## start

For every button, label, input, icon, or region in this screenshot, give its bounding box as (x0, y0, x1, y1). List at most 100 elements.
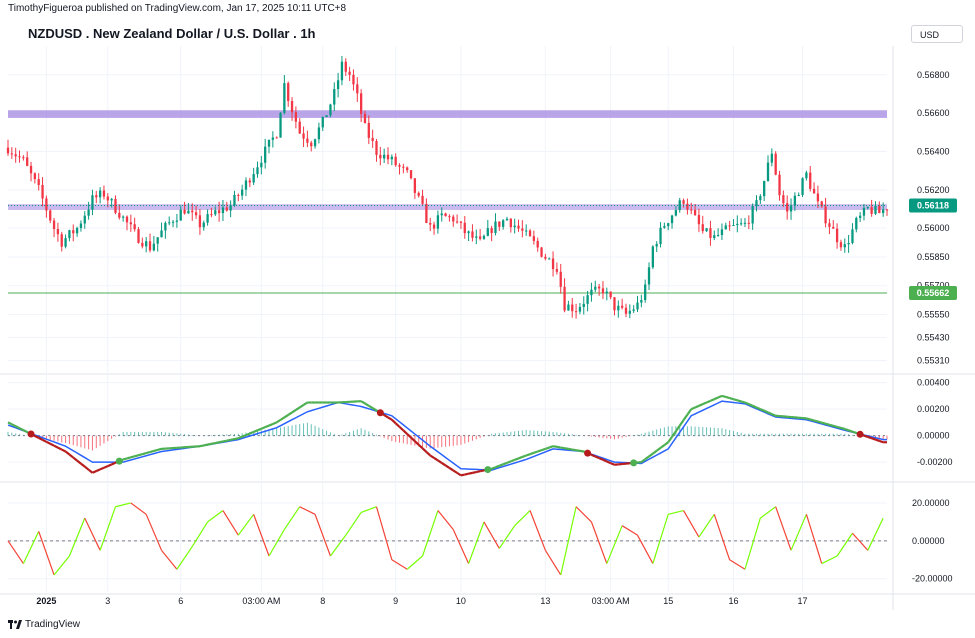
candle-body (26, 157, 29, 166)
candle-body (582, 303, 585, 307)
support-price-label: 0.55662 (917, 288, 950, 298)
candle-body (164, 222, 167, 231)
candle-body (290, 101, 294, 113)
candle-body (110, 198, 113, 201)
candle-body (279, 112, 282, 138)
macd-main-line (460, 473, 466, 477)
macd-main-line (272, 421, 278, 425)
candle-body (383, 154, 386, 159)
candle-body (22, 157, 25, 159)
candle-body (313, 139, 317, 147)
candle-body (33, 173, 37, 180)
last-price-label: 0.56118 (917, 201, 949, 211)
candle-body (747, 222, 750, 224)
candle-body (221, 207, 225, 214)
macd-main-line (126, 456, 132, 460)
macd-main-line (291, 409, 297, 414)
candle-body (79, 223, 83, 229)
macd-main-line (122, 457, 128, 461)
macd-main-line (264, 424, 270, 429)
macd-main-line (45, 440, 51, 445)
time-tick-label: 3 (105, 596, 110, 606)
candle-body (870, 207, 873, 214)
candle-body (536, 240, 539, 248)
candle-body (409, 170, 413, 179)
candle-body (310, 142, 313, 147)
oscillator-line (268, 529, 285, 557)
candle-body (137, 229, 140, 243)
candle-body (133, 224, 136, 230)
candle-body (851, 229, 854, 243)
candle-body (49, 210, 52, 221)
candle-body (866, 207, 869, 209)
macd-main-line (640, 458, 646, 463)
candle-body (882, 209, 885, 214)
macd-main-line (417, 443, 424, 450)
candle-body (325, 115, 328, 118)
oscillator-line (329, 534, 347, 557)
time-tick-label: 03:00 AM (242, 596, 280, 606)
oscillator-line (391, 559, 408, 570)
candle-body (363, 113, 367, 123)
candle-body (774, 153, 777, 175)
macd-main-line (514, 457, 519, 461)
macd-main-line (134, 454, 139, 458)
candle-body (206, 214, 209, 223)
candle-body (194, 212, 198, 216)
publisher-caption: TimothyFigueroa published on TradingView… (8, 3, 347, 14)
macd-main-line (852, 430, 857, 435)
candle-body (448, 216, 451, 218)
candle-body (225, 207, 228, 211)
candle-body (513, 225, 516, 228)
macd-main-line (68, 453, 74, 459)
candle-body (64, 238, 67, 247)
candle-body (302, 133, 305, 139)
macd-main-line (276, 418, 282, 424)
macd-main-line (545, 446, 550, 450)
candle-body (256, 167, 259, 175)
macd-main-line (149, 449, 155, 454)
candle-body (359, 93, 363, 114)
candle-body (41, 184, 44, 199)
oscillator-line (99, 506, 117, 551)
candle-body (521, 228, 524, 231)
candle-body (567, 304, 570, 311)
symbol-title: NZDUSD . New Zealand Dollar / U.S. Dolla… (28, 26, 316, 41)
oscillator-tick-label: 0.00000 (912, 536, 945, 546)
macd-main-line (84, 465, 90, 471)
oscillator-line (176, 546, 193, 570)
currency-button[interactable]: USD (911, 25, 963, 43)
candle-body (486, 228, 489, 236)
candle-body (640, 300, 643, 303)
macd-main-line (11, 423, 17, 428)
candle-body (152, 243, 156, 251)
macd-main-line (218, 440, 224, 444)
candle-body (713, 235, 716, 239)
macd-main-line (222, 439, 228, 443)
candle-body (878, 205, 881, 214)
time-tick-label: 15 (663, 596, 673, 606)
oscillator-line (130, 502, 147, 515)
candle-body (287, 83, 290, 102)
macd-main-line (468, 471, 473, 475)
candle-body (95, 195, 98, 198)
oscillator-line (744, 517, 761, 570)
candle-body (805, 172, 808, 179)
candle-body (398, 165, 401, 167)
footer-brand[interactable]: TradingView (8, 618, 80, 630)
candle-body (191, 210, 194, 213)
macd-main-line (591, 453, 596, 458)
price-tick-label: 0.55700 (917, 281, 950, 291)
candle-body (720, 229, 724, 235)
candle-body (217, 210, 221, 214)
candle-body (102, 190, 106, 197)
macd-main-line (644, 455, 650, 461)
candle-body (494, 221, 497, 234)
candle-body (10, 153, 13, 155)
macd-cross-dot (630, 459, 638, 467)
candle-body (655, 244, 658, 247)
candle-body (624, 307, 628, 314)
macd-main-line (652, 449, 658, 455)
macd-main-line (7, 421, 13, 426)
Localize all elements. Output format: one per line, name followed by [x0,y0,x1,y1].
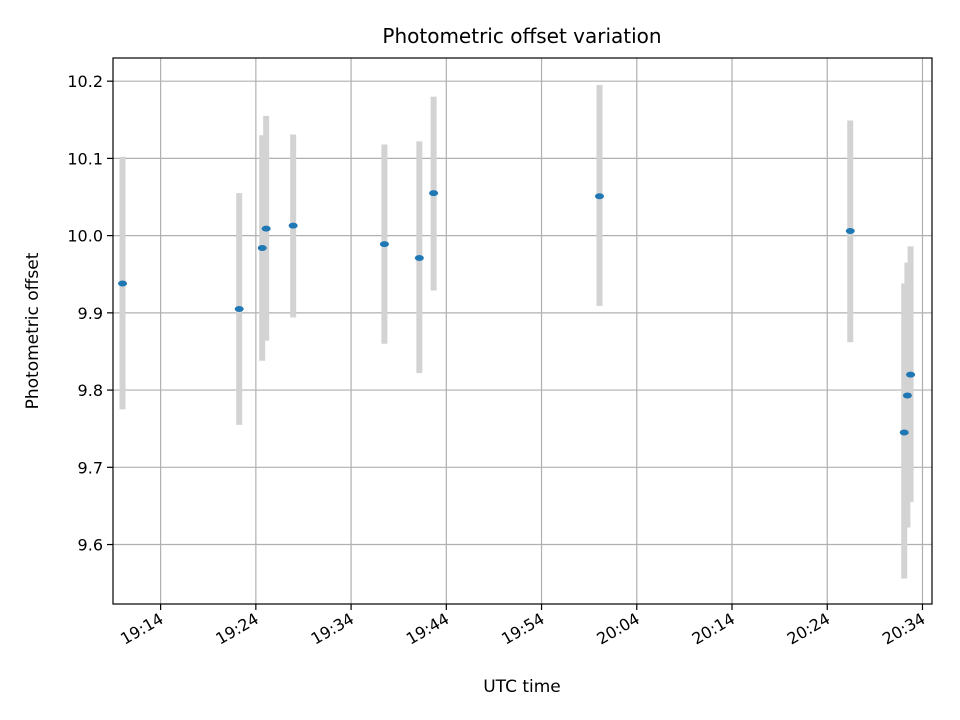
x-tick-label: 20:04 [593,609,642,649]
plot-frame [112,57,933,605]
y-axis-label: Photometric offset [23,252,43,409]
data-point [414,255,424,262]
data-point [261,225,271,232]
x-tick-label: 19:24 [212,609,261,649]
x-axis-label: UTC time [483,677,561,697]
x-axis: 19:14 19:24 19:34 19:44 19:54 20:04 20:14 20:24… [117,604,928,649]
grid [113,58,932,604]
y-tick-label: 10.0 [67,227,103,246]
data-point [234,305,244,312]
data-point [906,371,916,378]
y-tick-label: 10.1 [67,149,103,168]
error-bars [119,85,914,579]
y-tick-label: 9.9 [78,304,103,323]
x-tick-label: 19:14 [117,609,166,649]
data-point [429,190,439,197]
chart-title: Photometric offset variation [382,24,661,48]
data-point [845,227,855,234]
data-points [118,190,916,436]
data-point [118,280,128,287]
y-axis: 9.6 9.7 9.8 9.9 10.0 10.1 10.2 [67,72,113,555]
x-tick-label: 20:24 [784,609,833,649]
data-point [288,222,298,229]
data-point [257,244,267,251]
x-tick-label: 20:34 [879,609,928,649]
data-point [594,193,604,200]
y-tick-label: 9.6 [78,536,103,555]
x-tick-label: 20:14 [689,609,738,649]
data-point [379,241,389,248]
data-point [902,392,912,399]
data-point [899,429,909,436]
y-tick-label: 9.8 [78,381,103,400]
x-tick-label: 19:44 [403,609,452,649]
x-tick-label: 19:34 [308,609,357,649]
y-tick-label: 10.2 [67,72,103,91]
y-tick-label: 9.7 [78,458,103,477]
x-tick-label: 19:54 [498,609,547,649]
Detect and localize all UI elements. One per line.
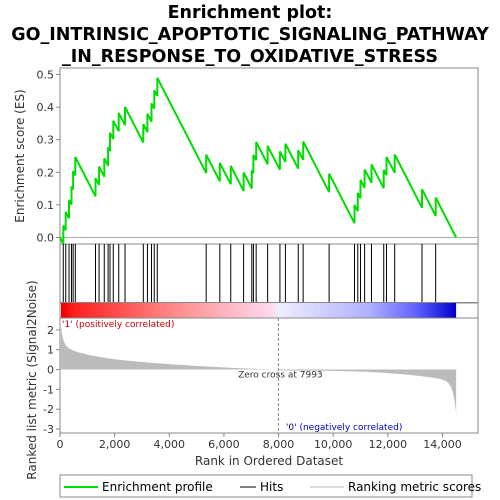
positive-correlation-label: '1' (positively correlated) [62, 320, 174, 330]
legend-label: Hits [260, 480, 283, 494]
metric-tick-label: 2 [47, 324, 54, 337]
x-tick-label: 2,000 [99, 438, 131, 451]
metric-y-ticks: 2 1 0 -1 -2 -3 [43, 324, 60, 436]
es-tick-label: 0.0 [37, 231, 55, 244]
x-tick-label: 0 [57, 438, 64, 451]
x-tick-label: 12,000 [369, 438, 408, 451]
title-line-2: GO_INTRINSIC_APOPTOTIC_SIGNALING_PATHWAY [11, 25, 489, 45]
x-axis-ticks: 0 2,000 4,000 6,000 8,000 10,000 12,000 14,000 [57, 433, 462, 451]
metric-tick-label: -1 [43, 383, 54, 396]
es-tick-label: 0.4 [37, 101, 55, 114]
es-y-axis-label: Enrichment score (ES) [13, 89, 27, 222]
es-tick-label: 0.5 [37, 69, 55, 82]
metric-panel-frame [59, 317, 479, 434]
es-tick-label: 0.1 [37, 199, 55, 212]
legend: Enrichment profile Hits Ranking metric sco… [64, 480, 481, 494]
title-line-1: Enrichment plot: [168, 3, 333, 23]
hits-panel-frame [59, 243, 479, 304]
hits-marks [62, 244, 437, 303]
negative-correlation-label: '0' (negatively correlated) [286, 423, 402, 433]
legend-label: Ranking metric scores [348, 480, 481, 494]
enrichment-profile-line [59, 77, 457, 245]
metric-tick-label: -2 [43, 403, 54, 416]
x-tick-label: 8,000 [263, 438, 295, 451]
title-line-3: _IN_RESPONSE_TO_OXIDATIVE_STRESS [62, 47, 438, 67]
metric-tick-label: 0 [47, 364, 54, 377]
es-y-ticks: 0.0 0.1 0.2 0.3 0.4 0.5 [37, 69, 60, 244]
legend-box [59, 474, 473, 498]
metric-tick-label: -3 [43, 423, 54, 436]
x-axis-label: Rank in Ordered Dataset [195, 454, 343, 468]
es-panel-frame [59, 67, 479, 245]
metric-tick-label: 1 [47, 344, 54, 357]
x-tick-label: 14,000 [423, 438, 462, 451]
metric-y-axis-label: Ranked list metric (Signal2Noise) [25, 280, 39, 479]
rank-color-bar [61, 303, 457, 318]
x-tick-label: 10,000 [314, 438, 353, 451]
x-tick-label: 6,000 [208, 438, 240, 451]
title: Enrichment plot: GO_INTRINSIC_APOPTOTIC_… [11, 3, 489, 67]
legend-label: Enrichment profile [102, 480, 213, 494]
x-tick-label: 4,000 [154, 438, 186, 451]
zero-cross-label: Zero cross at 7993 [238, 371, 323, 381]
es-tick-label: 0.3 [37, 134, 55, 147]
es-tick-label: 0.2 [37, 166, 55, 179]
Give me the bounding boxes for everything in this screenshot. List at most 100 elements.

## end

To be done: Convert the lines of the records from the line with "x-tick-label: 20:04 [593,609,642,649]" up to and including the line with "x-axis: 19:14 19:24" into a numbered list, leaving out any blank lines.

Answer for this exercise:
1. x-tick-label: 20:04 [593,609,642,649]
2. plot-frame [112,57,933,605]
3. y-axis-label: Photometric offset [23,252,43,409]
4. data-point [414,255,424,262]
5. data-point [261,225,271,232]
6. x-tick-label: 19:24 [212,609,261,649]
7. x-axis-label: UTC time [483,677,561,697]
8. x-axis: 19:14 19:24 19:34 19:44 19:54 20:04 20:14 20:24… [117,604,928,649]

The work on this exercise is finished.